==== Trecho do texto ====

Tecnologias assim já existem, como relógios de monitoramento cardíaco e frequência respiratória. Outros aparatos estão em desenvolvimento, como uma lente de contato que mede a glicose e envia as informações para o celular, feita em parceria entre uma empresa suíça e o Google.
As informações devem ser enviadas diretamente à nuvem (banco de dados online) e atualizarão o tempo todo nosso prontuário eletrônico, ao longo da vida. Assim, o histórico estará disponível a qualquer médico de qualquer clínica ou hospital do país. E o paciente poderá marcar a consulta por aplicativo, tendo à disposição a agenda do médico.
— Os dados serão integrados entre hospitais, clínicas comunitárias e atendimento primário — diz Mark Britnell, analista da consultoria KPMG e autor do livro In Search of the Perfect Health System (Em Busca do Sistema de Saúde Perfeito, em tradução livre).

====

Tarefa a realizar: Segundo o trecho sobre tecnologias de saúde, por que o histórico do paciente estará disponível a qualquer médico de qualquer clínica ou hospital do país? Responda em uma a três frases. As linhas não têm relação com o trecho.

==== Material fornecido ====

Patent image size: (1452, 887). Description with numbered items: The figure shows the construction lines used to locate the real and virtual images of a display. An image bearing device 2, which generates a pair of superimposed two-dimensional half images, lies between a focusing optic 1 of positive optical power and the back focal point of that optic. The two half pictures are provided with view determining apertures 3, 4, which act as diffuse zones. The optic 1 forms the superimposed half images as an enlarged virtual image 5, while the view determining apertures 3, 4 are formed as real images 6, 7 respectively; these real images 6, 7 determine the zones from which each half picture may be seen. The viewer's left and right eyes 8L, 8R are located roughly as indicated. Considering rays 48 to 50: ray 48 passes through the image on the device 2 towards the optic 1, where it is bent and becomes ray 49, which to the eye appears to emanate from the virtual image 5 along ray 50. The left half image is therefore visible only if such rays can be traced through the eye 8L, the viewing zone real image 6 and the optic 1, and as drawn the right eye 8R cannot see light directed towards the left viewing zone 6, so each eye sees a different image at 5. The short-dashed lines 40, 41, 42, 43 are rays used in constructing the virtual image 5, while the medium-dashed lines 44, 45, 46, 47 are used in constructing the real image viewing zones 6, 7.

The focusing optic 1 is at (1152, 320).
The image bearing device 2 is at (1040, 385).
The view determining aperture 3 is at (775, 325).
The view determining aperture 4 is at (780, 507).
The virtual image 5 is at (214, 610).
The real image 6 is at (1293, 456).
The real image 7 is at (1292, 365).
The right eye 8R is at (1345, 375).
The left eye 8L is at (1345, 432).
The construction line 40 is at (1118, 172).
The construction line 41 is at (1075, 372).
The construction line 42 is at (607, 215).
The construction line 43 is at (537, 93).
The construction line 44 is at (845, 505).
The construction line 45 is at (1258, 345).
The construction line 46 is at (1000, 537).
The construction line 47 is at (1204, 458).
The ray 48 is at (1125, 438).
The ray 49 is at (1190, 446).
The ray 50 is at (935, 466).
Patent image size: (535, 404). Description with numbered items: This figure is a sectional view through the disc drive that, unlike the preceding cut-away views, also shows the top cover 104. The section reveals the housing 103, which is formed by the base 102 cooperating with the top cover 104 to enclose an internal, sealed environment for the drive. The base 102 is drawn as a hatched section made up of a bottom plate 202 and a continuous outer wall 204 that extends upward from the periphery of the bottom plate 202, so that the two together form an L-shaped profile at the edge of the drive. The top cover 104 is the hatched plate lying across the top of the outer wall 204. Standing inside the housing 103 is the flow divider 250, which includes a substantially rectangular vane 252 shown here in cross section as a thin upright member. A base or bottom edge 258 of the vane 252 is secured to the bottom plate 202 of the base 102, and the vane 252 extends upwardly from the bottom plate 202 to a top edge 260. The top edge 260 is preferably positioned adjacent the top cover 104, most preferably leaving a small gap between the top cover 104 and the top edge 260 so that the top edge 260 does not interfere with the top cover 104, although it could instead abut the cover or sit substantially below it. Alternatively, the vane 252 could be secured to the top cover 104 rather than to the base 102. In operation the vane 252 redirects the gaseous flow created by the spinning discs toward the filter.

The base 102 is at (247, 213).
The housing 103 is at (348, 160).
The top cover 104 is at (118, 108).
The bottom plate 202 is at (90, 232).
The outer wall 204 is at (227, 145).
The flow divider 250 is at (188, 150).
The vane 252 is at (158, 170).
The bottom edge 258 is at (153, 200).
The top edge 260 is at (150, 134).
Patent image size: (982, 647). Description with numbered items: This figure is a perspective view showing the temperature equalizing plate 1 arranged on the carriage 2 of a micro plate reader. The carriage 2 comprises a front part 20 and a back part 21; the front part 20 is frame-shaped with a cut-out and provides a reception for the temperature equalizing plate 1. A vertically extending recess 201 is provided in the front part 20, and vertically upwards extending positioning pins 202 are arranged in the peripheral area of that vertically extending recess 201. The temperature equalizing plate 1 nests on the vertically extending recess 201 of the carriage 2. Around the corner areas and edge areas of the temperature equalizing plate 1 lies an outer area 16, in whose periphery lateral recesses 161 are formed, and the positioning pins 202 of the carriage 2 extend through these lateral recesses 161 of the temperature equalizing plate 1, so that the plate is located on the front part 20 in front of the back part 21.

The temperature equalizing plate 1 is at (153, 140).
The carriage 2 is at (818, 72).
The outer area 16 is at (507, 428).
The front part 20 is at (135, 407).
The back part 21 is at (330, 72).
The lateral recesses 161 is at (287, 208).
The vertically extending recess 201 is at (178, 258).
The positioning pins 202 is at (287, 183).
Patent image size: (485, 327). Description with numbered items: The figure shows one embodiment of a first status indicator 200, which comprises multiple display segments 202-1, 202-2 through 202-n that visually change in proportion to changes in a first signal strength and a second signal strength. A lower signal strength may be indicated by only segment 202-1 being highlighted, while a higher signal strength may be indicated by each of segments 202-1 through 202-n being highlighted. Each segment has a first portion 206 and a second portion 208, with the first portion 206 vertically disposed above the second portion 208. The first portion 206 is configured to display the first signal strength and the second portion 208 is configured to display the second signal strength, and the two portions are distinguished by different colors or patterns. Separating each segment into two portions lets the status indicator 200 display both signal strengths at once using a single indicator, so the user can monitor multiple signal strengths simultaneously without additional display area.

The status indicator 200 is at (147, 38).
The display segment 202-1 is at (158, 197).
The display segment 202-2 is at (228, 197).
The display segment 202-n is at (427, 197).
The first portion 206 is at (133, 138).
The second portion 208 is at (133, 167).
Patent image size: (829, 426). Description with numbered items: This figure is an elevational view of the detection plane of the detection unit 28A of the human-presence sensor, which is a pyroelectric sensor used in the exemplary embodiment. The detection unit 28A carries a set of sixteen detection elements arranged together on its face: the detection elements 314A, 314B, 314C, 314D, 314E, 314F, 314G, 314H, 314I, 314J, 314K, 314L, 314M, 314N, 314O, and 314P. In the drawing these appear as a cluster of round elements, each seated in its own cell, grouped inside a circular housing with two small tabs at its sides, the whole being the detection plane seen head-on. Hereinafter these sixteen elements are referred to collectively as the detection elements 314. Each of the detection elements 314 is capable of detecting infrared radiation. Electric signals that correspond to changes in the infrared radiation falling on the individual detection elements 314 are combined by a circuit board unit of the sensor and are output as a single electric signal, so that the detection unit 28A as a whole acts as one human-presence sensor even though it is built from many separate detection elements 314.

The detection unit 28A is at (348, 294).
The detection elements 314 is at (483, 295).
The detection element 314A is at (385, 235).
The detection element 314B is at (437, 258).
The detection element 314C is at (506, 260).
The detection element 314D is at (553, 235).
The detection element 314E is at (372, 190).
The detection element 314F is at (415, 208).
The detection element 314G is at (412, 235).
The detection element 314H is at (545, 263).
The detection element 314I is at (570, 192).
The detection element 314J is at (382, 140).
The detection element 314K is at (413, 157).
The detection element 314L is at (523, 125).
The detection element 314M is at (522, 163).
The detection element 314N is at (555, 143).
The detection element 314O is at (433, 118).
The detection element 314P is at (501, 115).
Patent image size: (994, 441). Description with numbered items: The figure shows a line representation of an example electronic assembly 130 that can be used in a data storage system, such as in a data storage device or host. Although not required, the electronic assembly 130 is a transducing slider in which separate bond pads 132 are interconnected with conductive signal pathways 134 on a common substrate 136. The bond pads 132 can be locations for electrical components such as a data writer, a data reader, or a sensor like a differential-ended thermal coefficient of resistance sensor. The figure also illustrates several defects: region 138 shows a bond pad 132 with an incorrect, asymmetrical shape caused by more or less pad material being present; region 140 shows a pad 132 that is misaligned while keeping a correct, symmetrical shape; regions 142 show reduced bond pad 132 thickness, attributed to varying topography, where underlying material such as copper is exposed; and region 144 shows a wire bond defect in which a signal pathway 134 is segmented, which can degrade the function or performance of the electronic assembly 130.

====

Resultado do exercício: Isso acontecerá porque as informações serão enviadas diretamente à nuvem, um banco de dados online. Lá elas atualizarão o tempo todo o prontuário eletrônico do paciente, ao longo da vida.